- Recorded information -
────────────────────
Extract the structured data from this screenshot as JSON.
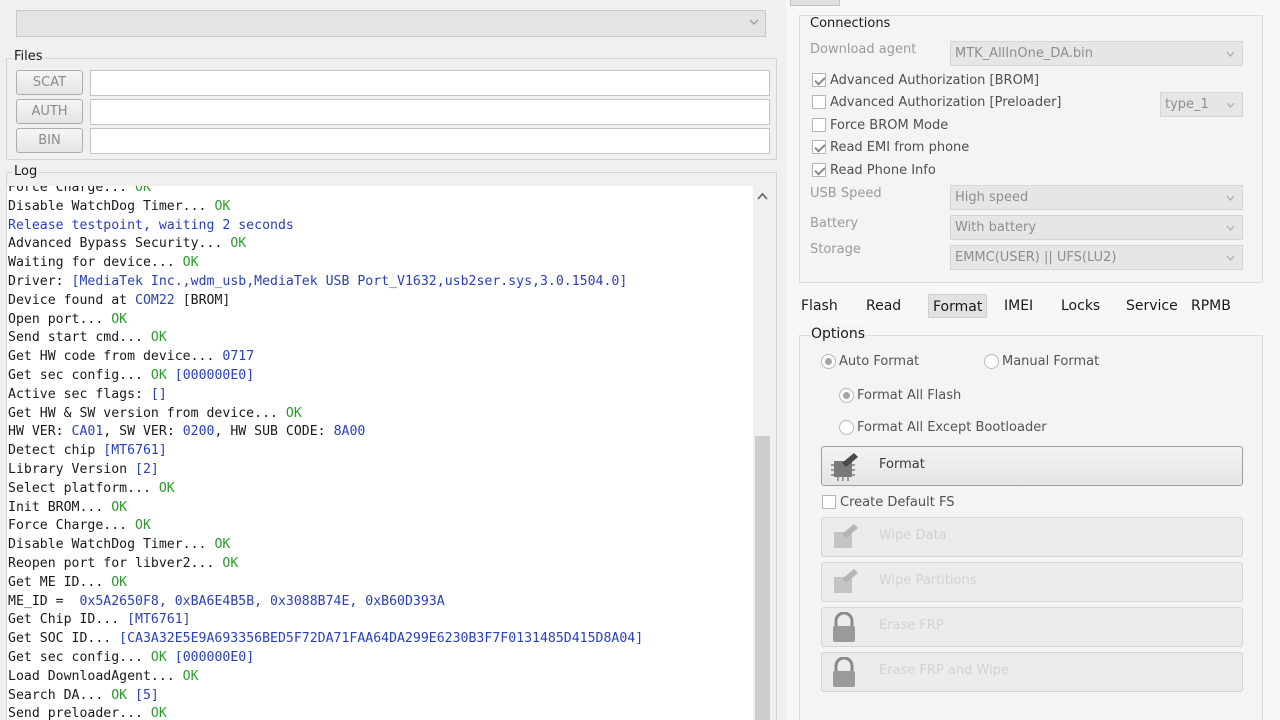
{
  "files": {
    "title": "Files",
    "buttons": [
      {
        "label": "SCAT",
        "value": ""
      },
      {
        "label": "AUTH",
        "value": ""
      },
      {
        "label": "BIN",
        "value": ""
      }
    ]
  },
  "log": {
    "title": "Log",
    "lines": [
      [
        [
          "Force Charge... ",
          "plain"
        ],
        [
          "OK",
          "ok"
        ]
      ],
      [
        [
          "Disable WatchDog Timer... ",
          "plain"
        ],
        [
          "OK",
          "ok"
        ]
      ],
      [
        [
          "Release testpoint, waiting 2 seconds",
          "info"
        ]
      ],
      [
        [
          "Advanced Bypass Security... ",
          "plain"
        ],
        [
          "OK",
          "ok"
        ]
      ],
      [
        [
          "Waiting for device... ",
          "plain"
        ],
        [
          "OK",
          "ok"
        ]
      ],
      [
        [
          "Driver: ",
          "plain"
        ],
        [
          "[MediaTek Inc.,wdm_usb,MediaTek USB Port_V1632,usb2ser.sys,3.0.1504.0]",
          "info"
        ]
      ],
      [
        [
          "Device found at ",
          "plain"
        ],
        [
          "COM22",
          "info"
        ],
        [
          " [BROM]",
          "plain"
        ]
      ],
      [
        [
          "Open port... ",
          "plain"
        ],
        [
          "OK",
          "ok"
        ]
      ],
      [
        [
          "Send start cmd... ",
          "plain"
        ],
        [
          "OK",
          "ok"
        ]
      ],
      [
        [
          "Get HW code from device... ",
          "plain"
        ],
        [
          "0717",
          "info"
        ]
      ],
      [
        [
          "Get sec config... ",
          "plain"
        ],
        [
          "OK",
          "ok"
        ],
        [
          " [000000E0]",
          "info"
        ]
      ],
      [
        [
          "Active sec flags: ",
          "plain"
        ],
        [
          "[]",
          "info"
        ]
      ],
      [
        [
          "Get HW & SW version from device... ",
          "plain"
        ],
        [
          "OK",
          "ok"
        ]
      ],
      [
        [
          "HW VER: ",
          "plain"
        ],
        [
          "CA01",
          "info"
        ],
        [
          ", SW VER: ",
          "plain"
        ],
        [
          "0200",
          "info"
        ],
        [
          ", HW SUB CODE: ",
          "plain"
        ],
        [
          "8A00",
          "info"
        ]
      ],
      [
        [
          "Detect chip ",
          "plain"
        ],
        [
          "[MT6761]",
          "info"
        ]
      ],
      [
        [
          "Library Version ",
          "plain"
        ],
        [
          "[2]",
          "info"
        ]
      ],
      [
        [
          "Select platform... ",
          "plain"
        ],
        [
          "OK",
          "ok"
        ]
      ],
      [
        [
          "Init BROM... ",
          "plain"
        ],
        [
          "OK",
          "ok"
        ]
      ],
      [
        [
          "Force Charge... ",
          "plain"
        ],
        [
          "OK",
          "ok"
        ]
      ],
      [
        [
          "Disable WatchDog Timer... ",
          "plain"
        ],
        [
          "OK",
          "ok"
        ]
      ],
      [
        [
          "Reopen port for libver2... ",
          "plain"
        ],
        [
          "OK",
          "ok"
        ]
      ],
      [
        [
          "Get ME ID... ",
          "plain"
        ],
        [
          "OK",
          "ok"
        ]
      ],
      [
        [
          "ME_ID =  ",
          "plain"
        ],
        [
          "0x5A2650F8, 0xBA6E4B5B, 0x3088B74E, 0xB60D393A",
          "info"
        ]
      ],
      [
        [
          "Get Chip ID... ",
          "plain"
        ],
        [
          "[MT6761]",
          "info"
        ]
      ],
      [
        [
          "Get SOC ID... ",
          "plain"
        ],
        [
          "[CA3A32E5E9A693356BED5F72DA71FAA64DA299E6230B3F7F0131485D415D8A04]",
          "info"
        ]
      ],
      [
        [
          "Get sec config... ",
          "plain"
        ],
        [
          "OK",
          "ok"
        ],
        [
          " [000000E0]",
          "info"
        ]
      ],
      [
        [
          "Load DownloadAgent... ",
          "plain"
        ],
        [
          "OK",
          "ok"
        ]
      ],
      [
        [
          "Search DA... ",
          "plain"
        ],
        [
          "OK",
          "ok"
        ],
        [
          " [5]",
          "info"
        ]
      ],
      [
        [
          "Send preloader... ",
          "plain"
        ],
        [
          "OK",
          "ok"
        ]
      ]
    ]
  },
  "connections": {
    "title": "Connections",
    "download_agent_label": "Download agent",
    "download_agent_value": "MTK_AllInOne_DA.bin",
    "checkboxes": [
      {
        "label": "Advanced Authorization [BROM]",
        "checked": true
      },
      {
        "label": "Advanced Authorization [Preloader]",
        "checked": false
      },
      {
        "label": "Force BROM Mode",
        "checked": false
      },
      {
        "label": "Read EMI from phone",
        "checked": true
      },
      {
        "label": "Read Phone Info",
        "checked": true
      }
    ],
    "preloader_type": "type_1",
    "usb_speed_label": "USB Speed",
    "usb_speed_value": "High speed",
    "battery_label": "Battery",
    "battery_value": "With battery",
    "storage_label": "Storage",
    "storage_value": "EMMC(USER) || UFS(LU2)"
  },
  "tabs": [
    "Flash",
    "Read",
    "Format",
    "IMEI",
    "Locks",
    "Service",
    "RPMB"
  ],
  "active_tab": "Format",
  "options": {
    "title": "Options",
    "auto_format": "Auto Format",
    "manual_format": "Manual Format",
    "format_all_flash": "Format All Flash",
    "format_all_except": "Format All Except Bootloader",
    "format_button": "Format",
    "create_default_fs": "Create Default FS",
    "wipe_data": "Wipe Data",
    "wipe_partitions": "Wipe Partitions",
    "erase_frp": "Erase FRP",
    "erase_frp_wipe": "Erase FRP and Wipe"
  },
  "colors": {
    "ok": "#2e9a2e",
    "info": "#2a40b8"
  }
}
────────────────────
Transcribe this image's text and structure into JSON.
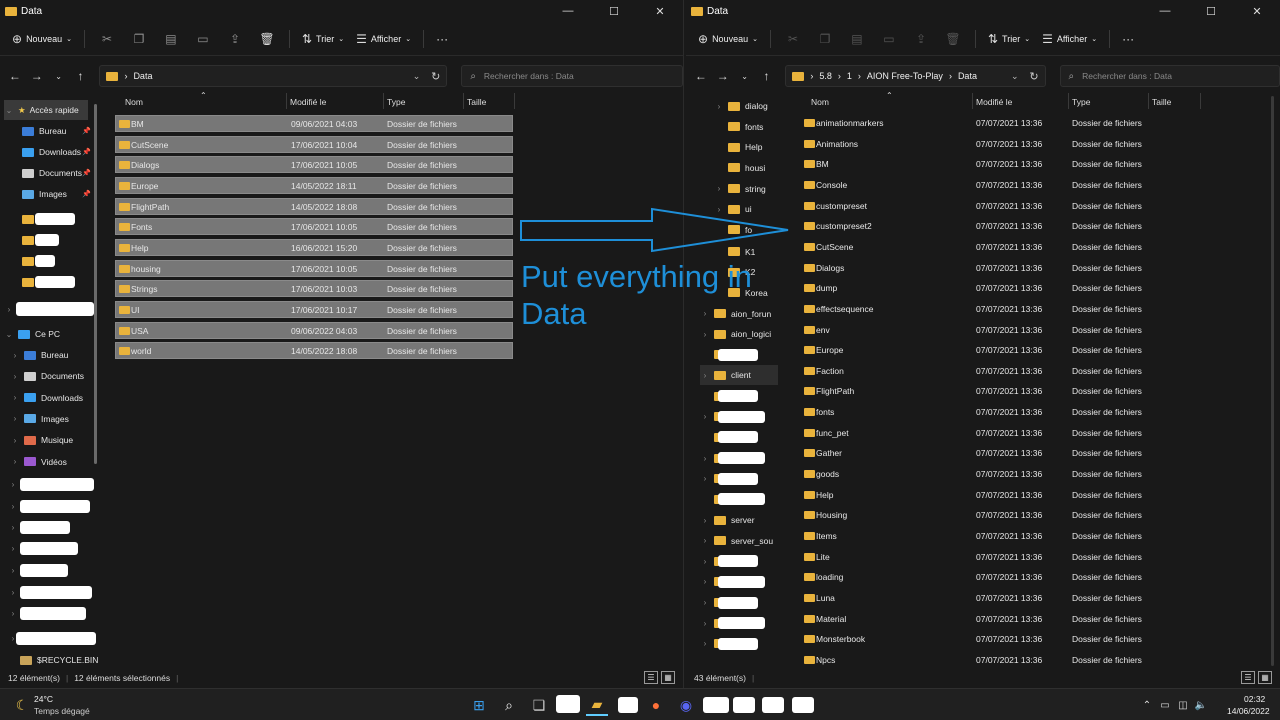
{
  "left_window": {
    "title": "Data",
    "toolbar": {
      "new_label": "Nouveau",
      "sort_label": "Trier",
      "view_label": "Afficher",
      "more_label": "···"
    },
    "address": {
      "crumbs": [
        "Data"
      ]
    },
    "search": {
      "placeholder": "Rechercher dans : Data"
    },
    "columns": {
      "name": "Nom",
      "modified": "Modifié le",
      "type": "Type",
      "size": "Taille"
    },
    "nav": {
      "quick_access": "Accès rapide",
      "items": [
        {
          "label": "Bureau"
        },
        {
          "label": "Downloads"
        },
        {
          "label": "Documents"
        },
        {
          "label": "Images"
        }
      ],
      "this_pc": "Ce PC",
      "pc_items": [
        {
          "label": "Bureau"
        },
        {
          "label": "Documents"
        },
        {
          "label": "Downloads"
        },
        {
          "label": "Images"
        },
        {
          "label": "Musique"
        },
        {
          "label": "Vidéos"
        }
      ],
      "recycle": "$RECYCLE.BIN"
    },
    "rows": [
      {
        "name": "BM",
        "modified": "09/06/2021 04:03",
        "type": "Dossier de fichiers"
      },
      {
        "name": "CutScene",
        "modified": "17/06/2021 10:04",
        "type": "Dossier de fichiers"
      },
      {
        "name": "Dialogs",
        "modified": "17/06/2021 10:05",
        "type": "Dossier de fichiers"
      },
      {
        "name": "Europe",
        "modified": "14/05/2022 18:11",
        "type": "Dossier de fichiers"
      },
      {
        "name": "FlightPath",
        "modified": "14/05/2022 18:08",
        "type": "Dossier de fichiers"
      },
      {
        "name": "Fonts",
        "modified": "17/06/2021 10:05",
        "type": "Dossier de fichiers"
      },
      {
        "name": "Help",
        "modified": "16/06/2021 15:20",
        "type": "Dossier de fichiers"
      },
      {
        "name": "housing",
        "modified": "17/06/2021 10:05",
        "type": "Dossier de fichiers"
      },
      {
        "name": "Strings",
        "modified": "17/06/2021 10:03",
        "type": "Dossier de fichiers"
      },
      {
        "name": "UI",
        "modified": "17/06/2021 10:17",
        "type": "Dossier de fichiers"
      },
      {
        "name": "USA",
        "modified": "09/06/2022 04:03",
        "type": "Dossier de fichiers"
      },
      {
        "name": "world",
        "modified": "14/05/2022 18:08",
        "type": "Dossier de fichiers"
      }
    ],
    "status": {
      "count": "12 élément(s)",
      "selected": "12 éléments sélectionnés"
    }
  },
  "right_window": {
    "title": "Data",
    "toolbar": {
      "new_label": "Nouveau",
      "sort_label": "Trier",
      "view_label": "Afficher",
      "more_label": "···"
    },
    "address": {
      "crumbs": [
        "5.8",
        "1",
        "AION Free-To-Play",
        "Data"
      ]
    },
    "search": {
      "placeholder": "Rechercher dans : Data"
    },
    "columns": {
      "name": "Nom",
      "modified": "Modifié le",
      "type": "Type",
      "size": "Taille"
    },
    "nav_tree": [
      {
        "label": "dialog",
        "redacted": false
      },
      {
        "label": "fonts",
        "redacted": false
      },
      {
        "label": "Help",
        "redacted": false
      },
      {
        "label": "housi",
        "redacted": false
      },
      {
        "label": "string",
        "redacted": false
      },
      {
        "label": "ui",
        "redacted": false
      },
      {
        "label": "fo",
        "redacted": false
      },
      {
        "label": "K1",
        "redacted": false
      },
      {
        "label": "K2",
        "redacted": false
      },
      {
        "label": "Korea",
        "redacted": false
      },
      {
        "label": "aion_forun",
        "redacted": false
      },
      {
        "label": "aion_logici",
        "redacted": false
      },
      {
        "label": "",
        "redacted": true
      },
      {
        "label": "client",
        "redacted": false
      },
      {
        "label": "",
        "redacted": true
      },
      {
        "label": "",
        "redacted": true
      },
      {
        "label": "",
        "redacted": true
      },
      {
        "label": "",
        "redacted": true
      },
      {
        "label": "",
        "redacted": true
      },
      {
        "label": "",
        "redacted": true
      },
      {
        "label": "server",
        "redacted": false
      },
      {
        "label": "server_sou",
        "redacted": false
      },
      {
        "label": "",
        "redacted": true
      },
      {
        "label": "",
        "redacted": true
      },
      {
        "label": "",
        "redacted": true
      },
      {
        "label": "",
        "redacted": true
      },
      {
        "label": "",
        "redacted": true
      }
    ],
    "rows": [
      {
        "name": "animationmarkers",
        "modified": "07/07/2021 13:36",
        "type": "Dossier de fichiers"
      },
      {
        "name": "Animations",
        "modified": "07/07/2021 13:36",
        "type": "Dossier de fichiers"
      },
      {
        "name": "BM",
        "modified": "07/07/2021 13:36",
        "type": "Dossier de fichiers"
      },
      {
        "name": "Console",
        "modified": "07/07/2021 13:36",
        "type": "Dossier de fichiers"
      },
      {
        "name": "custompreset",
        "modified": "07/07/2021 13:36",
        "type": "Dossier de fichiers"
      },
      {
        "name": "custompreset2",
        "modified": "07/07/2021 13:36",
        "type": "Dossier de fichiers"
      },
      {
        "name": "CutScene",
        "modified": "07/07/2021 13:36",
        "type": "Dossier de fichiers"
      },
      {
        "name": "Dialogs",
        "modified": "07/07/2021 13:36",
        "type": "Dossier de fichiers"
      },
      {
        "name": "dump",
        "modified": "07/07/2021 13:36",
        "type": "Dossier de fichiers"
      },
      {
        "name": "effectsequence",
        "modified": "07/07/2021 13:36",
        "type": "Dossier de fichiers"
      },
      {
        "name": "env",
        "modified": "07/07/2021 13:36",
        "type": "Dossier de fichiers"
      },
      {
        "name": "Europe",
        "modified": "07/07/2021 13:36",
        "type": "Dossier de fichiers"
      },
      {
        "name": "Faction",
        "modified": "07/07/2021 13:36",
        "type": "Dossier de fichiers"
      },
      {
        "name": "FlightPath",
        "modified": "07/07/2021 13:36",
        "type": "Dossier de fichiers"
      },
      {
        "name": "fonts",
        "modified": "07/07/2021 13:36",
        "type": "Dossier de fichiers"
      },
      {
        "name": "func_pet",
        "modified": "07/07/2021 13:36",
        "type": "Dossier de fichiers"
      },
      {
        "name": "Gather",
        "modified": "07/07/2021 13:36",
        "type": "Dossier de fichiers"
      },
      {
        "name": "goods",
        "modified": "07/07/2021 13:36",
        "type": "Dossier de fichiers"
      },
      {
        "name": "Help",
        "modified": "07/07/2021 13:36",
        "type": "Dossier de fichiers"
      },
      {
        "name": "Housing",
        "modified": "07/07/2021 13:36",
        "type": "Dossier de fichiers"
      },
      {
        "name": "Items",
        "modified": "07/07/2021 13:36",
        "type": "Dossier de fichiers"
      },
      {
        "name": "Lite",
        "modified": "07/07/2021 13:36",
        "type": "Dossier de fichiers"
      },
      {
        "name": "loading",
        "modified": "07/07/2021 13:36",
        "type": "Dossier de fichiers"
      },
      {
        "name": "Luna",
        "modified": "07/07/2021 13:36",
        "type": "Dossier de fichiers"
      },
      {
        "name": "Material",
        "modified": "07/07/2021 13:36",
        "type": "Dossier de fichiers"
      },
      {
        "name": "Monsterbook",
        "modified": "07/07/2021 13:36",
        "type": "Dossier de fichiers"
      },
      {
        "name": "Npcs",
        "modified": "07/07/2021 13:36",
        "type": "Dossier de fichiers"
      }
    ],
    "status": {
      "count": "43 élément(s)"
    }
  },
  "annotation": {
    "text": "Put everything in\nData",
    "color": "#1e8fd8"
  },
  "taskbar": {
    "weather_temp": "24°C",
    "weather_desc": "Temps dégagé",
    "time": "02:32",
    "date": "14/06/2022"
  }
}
────────────────────
- Goal -
Copy every line of the listing containing the string "JSON".

- Exercise response -
Extract the structured data from this screenshot as JSON.
Transcribe this image's text and structure into JSON.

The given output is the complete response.